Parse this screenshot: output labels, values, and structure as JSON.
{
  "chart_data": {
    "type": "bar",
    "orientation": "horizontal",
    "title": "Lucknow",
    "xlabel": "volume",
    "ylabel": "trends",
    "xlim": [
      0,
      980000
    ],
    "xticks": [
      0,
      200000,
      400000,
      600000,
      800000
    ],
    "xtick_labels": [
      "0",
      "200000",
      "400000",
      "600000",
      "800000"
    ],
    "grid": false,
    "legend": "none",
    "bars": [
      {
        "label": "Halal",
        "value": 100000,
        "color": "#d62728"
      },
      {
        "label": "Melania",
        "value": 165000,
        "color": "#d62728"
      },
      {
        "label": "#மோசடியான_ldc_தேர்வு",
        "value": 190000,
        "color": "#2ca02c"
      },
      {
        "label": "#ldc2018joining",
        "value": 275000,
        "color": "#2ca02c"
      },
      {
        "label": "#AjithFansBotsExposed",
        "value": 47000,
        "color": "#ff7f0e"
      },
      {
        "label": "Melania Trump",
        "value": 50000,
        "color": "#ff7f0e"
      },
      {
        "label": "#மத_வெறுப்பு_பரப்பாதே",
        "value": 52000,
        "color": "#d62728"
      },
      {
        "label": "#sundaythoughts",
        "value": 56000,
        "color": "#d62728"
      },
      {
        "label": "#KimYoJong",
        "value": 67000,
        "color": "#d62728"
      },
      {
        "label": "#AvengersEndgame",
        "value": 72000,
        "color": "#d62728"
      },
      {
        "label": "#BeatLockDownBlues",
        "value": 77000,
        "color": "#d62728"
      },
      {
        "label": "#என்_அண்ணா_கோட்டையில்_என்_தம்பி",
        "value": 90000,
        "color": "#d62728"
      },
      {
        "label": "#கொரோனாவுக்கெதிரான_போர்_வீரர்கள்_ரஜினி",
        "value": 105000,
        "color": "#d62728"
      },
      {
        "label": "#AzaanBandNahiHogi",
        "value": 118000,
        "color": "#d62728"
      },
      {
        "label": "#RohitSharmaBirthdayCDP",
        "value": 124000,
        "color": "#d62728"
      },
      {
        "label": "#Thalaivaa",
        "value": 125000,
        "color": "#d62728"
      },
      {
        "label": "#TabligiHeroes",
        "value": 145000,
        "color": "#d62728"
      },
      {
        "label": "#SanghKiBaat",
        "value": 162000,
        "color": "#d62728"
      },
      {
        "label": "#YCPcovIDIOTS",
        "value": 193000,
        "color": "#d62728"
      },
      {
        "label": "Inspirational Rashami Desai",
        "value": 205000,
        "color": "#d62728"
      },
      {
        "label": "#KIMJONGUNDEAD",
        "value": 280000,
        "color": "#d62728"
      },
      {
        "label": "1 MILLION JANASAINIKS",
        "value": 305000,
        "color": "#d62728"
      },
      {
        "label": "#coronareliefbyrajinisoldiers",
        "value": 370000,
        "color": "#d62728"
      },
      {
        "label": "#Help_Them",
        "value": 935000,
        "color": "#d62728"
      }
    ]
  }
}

Stated goal: Output the full listing exactly as it stands.

Output of the task:
Parse this screenshot: output labels, values, and structure as JSON.
{
  "chart_data": {
    "type": "bar",
    "orientation": "horizontal",
    "title": "Lucknow",
    "xlabel": "volume",
    "ylabel": "trends",
    "xlim": [
      0,
      980000
    ],
    "xticks": [
      0,
      200000,
      400000,
      600000,
      800000
    ],
    "xtick_labels": [
      "0",
      "200000",
      "400000",
      "600000",
      "800000"
    ],
    "grid": false,
    "legend": "none",
    "bars": [
      {
        "label": "Halal",
        "value": 100000,
        "color": "#d62728"
      },
      {
        "label": "Melania",
        "value": 165000,
        "color": "#d62728"
      },
      {
        "label": "#மோசடியான_ldc_தேர்வு",
        "value": 190000,
        "color": "#2ca02c"
      },
      {
        "label": "#ldc2018joining",
        "value": 275000,
        "color": "#2ca02c"
      },
      {
        "label": "#AjithFansBotsExposed",
        "value": 47000,
        "color": "#ff7f0e"
      },
      {
        "label": "Melania Trump",
        "value": 50000,
        "color": "#ff7f0e"
      },
      {
        "label": "#மத_வெறுப்பு_பரப்பாதே",
        "value": 52000,
        "color": "#d62728"
      },
      {
        "label": "#sundaythoughts",
        "value": 56000,
        "color": "#d62728"
      },
      {
        "label": "#KimYoJong",
        "value": 67000,
        "color": "#d62728"
      },
      {
        "label": "#AvengersEndgame",
        "value": 72000,
        "color": "#d62728"
      },
      {
        "label": "#BeatLockDownBlues",
        "value": 77000,
        "color": "#d62728"
      },
      {
        "label": "#என்_அண்ணா_கோட்டையில்_என்_தம்பி",
        "value": 90000,
        "color": "#d62728"
      },
      {
        "label": "#கொரோனாவுக்கெதிரான_போர்_வீரர்கள்_ரஜினி",
        "value": 105000,
        "color": "#d62728"
      },
      {
        "label": "#AzaanBandNahiHogi",
        "value": 118000,
        "color": "#d62728"
      },
      {
        "label": "#RohitSharmaBirthdayCDP",
        "value": 124000,
        "color": "#d62728"
      },
      {
        "label": "#Thalaivaa",
        "value": 125000,
        "color": "#d62728"
      },
      {
        "label": "#TabligiHeroes",
        "value": 145000,
        "color": "#d62728"
      },
      {
        "label": "#SanghKiBaat",
        "value": 162000,
        "color": "#d62728"
      },
      {
        "label": "#YCPcovIDIOTS",
        "value": 193000,
        "color": "#d62728"
      },
      {
        "label": "Inspirational Rashami Desai",
        "value": 205000,
        "color": "#d62728"
      },
      {
        "label": "#KIMJONGUNDEAD",
        "value": 280000,
        "color": "#d62728"
      },
      {
        "label": "1 MILLION JANASAINIKS",
        "value": 305000,
        "color": "#d62728"
      },
      {
        "label": "#coronareliefbyrajinisoldiers",
        "value": 370000,
        "color": "#d62728"
      },
      {
        "label": "#Help_Them",
        "value": 935000,
        "color": "#d62728"
      }
    ]
  }
}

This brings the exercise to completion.